== EXERCISE REQUIREMENTS ==
Look through the material below for "letter". Copy every line that contains it.

* * * * * * * * *

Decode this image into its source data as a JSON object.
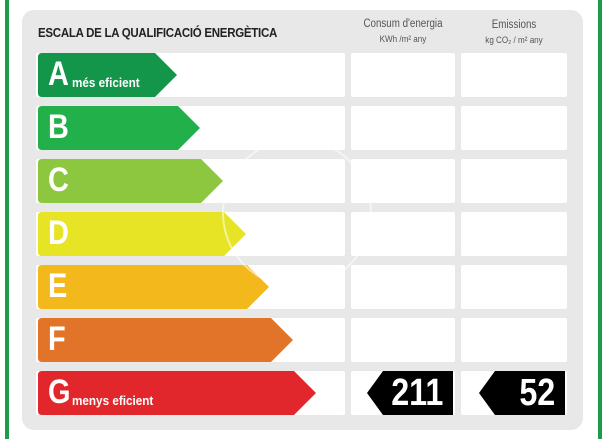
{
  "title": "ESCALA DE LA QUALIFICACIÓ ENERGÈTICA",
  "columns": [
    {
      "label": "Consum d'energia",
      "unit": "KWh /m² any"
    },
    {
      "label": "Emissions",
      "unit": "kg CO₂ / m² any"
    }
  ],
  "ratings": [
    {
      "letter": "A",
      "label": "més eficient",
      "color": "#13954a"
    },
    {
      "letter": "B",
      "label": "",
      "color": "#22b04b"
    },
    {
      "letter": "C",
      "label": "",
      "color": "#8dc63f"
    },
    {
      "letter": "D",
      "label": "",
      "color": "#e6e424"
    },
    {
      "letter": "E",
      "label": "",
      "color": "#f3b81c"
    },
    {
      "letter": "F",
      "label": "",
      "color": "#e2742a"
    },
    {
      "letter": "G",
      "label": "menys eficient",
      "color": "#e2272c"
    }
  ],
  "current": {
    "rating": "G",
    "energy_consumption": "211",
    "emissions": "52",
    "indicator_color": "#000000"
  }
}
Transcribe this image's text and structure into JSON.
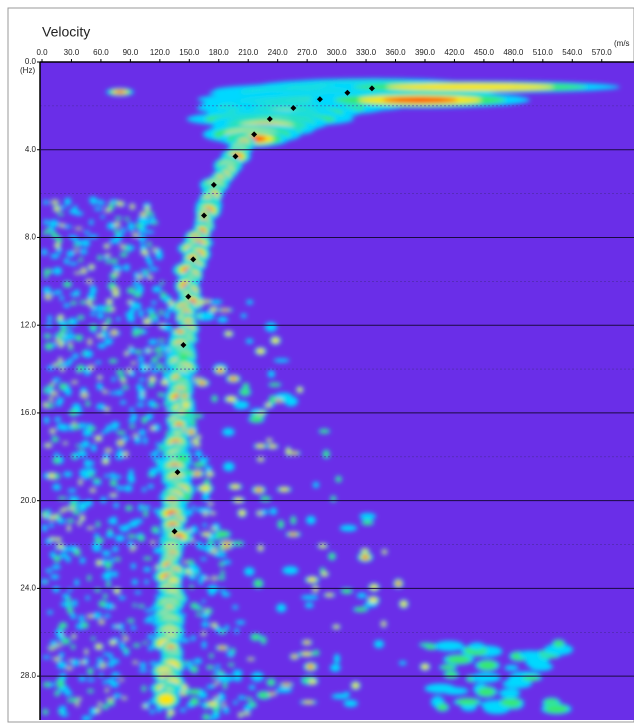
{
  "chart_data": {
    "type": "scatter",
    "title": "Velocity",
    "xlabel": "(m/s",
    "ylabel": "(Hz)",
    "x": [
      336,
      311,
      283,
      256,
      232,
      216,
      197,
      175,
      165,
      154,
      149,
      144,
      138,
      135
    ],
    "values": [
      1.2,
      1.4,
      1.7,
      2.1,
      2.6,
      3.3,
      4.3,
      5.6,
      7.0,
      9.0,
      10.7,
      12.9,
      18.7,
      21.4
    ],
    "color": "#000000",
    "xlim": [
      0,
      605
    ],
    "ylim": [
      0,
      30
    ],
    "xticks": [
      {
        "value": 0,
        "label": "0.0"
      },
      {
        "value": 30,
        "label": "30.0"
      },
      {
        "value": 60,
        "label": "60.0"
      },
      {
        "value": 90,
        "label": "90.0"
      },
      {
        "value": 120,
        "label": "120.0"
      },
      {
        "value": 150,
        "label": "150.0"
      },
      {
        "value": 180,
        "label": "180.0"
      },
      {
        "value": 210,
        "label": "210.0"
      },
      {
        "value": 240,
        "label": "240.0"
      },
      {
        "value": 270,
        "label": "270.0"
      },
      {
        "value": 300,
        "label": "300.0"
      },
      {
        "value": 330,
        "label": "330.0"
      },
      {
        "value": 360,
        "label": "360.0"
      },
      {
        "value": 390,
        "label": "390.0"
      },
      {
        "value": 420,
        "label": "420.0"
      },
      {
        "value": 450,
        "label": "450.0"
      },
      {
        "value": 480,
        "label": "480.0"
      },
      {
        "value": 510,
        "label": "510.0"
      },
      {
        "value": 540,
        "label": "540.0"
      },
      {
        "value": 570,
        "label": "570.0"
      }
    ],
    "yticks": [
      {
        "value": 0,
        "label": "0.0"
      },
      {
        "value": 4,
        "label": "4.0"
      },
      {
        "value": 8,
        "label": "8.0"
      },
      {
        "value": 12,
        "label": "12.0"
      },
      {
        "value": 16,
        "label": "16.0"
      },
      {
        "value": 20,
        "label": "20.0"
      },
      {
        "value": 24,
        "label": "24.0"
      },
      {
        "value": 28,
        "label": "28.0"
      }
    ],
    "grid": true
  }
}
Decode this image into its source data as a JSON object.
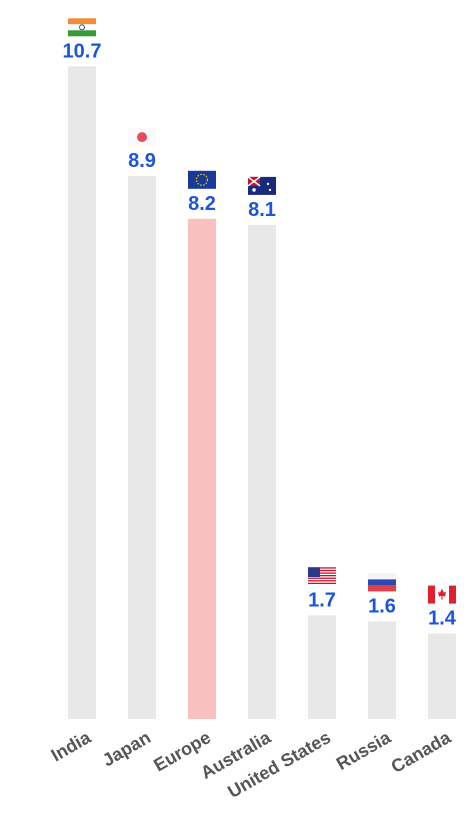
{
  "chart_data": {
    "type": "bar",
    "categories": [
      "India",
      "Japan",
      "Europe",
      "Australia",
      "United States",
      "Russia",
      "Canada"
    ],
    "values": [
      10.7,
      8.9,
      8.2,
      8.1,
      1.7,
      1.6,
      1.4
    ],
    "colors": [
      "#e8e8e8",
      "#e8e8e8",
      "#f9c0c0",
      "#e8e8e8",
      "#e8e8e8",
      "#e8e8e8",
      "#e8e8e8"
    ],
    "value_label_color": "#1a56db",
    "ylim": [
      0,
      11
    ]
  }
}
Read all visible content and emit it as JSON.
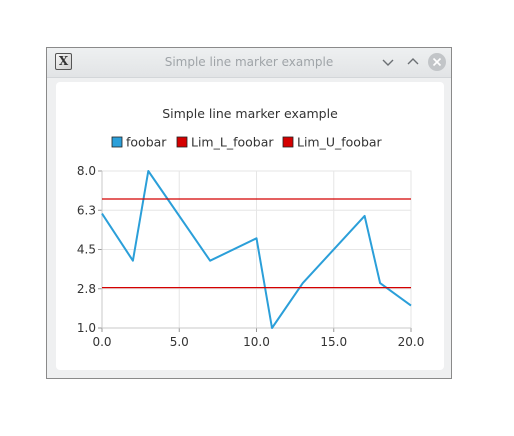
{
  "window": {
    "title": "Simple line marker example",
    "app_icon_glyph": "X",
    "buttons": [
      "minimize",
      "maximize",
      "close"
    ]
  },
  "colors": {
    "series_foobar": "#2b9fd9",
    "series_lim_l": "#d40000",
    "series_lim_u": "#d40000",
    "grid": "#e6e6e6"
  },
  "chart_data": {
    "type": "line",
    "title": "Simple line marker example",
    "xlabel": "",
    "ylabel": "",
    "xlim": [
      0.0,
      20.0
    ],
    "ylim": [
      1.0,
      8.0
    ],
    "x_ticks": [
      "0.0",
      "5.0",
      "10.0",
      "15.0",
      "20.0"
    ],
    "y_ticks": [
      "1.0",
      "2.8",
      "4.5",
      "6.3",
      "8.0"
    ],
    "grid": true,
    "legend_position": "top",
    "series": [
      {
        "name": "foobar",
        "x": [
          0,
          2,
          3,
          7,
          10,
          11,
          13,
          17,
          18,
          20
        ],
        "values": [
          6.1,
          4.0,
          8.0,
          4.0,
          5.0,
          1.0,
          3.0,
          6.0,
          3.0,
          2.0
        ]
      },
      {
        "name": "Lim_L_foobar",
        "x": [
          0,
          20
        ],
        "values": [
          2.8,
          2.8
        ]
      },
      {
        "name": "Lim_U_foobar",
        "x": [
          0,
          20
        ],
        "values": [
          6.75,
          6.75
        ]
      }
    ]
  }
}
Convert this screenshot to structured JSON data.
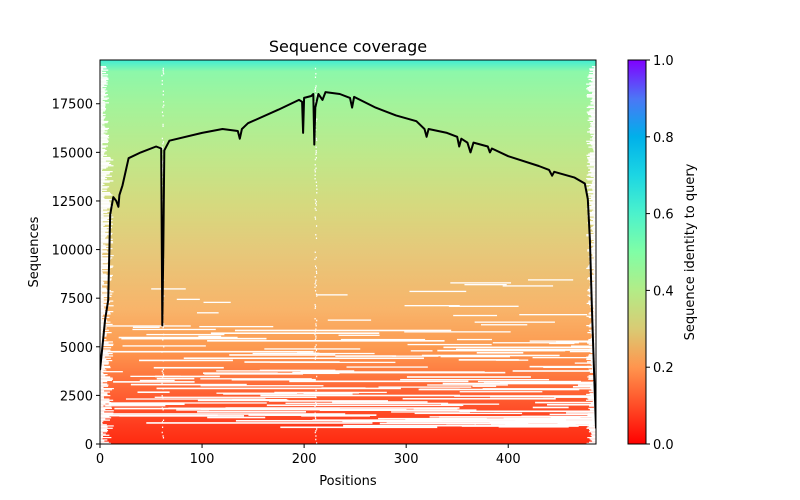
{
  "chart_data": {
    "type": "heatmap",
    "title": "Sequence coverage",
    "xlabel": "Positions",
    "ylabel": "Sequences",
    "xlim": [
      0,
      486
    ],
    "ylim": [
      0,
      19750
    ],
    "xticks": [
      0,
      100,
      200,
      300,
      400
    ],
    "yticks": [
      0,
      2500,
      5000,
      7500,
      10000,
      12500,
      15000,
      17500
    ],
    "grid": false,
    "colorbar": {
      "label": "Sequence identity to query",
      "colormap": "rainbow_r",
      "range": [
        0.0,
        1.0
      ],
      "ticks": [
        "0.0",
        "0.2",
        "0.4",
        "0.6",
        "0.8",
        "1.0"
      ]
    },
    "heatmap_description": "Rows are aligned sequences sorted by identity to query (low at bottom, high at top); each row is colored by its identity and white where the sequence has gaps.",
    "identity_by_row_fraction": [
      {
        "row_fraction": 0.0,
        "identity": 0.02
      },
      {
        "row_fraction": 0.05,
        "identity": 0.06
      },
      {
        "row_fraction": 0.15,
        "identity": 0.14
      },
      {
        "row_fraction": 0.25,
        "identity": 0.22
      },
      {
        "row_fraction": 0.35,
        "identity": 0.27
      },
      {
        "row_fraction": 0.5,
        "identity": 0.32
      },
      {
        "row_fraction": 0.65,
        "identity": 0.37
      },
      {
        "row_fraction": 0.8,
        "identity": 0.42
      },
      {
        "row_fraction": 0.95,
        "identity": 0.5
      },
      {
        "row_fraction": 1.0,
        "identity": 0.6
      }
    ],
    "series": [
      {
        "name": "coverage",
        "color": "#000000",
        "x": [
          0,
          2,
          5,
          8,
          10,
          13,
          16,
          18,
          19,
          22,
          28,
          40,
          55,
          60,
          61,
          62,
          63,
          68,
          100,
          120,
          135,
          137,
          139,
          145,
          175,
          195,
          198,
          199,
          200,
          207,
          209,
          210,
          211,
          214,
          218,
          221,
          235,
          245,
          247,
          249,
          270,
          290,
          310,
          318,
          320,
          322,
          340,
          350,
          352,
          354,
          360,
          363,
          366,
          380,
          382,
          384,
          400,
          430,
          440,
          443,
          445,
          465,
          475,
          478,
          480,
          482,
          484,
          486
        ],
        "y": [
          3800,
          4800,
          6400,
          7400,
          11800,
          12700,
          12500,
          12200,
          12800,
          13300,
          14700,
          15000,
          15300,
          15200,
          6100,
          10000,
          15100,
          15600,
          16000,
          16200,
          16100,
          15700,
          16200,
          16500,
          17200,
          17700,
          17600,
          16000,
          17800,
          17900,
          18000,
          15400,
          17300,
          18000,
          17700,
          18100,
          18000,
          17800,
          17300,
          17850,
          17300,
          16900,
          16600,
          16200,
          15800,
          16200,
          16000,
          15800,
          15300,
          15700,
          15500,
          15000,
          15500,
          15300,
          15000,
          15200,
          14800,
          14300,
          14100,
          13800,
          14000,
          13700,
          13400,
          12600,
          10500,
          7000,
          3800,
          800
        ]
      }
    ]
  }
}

* * * * * * * * *

== COMPLETED EXERCISE ==
      "letter": "A",
      "letter": "B",
      "letter": "C",
      "letter": "D",
      "letter": "E",
      "letter": "F",
      "letter": "G",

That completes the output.